■ **WHAT THE TASK ASKS**
Write out the full set of records below exactly.
——
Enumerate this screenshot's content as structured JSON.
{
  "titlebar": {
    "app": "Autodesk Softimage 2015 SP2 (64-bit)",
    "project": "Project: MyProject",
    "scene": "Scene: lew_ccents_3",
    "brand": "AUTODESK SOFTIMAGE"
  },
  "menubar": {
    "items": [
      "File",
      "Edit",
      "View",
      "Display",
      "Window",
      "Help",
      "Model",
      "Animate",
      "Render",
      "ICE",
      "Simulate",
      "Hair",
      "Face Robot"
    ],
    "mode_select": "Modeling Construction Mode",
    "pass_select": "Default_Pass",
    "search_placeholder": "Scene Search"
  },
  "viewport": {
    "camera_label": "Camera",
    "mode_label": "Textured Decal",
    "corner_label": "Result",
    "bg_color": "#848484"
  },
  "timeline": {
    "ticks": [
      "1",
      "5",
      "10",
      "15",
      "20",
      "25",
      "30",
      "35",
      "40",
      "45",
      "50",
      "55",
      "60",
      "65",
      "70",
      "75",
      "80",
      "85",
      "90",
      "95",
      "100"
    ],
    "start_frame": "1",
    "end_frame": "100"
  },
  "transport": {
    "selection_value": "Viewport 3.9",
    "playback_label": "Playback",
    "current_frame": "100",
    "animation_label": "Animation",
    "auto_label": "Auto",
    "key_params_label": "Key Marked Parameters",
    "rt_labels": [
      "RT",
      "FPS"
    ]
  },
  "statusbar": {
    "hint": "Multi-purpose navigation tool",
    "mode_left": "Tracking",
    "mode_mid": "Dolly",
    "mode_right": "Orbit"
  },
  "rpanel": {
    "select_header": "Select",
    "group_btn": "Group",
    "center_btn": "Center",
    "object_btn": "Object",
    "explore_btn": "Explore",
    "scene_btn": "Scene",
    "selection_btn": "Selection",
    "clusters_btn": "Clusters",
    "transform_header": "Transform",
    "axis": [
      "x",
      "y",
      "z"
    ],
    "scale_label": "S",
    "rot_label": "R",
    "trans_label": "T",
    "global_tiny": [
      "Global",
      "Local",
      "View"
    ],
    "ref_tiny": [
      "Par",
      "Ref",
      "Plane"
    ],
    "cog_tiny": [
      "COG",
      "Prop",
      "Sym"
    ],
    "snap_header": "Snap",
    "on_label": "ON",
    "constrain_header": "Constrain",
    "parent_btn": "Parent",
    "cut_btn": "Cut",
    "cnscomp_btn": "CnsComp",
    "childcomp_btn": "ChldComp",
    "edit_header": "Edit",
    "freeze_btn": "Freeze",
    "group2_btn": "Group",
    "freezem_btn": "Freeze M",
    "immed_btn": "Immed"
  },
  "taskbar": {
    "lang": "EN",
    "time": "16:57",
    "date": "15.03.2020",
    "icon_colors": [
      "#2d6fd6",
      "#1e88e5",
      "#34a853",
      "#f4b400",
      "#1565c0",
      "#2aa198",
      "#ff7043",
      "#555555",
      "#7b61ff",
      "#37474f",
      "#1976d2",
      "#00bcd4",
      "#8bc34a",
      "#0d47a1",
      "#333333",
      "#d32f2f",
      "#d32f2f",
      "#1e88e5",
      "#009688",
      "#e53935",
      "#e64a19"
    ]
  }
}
——
■ **SOLUTION TO THE PROBLEM**
Enumerate this screenshot's content as structured JSON.
{
  "titlebar": {
    "app": "Autodesk Softimage 2015 SP2 (64-bit)",
    "project": "Project: MyProject",
    "scene": "Scene: lew_ccents_3",
    "brand": "AUTODESK SOFTIMAGE"
  },
  "menubar": {
    "items": [
      "File",
      "Edit",
      "View",
      "Display",
      "Window",
      "Help",
      "Model",
      "Animate",
      "Render",
      "ICE",
      "Simulate",
      "Hair",
      "Face Robot"
    ],
    "mode_select": "Modeling Construction Mode",
    "pass_select": "Default_Pass",
    "search_placeholder": "Scene Search"
  },
  "viewport": {
    "camera_label": "Camera",
    "mode_label": "Textured Decal",
    "corner_label": "Result",
    "bg_color": "#848484"
  },
  "timeline": {
    "ticks": [
      "1",
      "5",
      "10",
      "15",
      "20",
      "25",
      "30",
      "35",
      "40",
      "45",
      "50",
      "55",
      "60",
      "65",
      "70",
      "75",
      "80",
      "85",
      "90",
      "95",
      "100"
    ],
    "start_frame": "1",
    "end_frame": "100"
  },
  "transport": {
    "selection_value": "Viewport 3.9",
    "playback_label": "Playback",
    "current_frame": "100",
    "animation_label": "Animation",
    "auto_label": "Auto",
    "key_params_label": "Key Marked Parameters",
    "rt_labels": [
      "RT",
      "FPS"
    ]
  },
  "statusbar": {
    "hint": "Multi-purpose navigation tool",
    "mode_left": "Tracking",
    "mode_mid": "Dolly",
    "mode_right": "Orbit"
  },
  "rpanel": {
    "select_header": "Select",
    "group_btn": "Group",
    "center_btn": "Center",
    "object_btn": "Object",
    "explore_btn": "Explore",
    "scene_btn": "Scene",
    "selection_btn": "Selection",
    "clusters_btn": "Clusters",
    "transform_header": "Transform",
    "axis": [
      "x",
      "y",
      "z"
    ],
    "scale_label": "S",
    "rot_label": "R",
    "trans_label": "T",
    "global_tiny": [
      "Global",
      "Local",
      "View"
    ],
    "ref_tiny": [
      "Par",
      "Ref",
      "Plane"
    ],
    "cog_tiny": [
      "COG",
      "Prop",
      "Sym"
    ],
    "snap_header": "Snap",
    "on_label": "ON",
    "constrain_header": "Constrain",
    "parent_btn": "Parent",
    "cut_btn": "Cut",
    "cnscomp_btn": "CnsComp",
    "childcomp_btn": "ChldComp",
    "edit_header": "Edit",
    "freeze_btn": "Freeze",
    "group2_btn": "Group",
    "freezem_btn": "Freeze M",
    "immed_btn": "Immed"
  },
  "taskbar": {
    "lang": "EN",
    "time": "16:57",
    "date": "15.03.2020",
    "icon_colors": [
      "#2d6fd6",
      "#1e88e5",
      "#34a853",
      "#f4b400",
      "#1565c0",
      "#2aa198",
      "#ff7043",
      "#555555",
      "#7b61ff",
      "#37474f",
      "#1976d2",
      "#00bcd4",
      "#8bc34a",
      "#0d47a1",
      "#333333",
      "#d32f2f",
      "#d32f2f",
      "#1e88e5",
      "#009688",
      "#e53935",
      "#e64a19"
    ]
  }
}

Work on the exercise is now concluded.